→ **PROBLEM STATEMENT**
Select every line holding the word "PURPLEBREEZ" and copy it.

→ **MATERIAL TO PROCESS**
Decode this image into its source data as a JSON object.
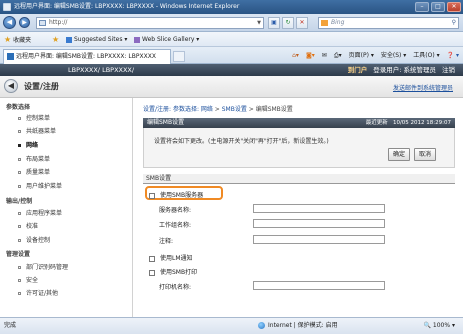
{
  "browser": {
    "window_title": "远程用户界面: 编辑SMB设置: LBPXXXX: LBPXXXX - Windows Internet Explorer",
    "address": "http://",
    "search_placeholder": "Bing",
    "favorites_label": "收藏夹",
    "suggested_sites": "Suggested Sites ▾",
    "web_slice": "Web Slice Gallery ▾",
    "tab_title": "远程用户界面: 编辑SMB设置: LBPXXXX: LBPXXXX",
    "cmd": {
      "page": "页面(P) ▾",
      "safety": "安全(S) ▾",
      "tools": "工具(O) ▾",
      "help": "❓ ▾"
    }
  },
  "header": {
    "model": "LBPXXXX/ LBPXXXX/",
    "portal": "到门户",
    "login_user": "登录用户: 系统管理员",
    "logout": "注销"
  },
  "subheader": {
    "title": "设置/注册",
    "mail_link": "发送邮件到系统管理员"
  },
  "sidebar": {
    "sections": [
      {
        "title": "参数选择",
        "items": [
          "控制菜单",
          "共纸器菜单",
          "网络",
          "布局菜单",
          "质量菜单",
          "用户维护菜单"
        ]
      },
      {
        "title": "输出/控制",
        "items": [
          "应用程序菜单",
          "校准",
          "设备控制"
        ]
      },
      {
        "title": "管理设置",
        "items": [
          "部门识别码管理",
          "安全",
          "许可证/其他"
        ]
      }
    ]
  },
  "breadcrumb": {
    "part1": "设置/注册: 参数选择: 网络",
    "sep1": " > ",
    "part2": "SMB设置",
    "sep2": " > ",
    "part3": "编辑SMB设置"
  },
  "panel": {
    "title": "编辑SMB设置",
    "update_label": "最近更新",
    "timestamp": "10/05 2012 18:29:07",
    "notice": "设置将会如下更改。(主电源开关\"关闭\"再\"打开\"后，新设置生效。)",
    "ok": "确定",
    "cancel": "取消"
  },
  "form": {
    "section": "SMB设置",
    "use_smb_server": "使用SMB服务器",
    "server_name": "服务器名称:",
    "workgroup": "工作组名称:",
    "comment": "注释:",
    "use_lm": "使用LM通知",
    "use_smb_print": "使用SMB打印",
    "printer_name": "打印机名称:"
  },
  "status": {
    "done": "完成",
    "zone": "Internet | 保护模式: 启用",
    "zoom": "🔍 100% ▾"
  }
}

...

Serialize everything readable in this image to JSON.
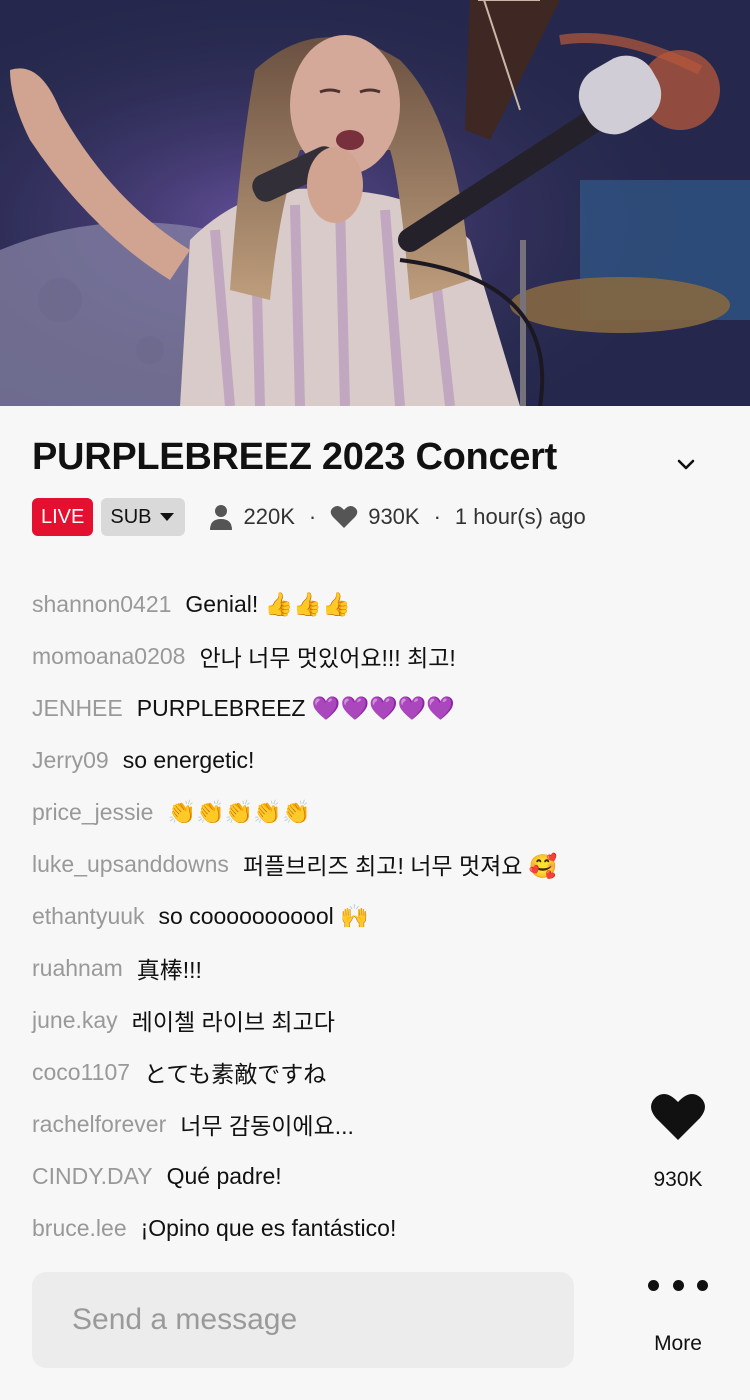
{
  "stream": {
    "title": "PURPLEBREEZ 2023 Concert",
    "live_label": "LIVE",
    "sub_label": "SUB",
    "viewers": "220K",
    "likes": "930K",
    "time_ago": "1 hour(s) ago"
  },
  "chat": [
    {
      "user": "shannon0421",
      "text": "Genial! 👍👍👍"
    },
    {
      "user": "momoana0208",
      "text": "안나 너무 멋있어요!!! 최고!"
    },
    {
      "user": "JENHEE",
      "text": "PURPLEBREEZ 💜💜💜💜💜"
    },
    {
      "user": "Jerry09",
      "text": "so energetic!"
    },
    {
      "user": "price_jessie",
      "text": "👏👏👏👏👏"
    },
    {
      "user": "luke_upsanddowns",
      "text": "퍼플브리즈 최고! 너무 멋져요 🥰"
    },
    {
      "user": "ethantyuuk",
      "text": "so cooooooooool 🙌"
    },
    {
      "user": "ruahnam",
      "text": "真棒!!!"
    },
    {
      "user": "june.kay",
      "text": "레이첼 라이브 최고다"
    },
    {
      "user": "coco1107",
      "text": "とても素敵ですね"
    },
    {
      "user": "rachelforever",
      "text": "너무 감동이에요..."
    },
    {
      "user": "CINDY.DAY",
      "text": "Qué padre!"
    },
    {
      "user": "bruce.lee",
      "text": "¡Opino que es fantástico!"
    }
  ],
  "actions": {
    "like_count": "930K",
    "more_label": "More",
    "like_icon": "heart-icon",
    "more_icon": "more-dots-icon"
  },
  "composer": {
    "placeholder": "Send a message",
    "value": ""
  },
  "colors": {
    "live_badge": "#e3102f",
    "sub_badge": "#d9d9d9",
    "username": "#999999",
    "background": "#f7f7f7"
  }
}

→ **RESULT OF THE EXERCISE**
    "title": "PURPLEBREEZ 2023 Concert",
      "text": "PURPLEBREEZ 💜💜💜💜💜"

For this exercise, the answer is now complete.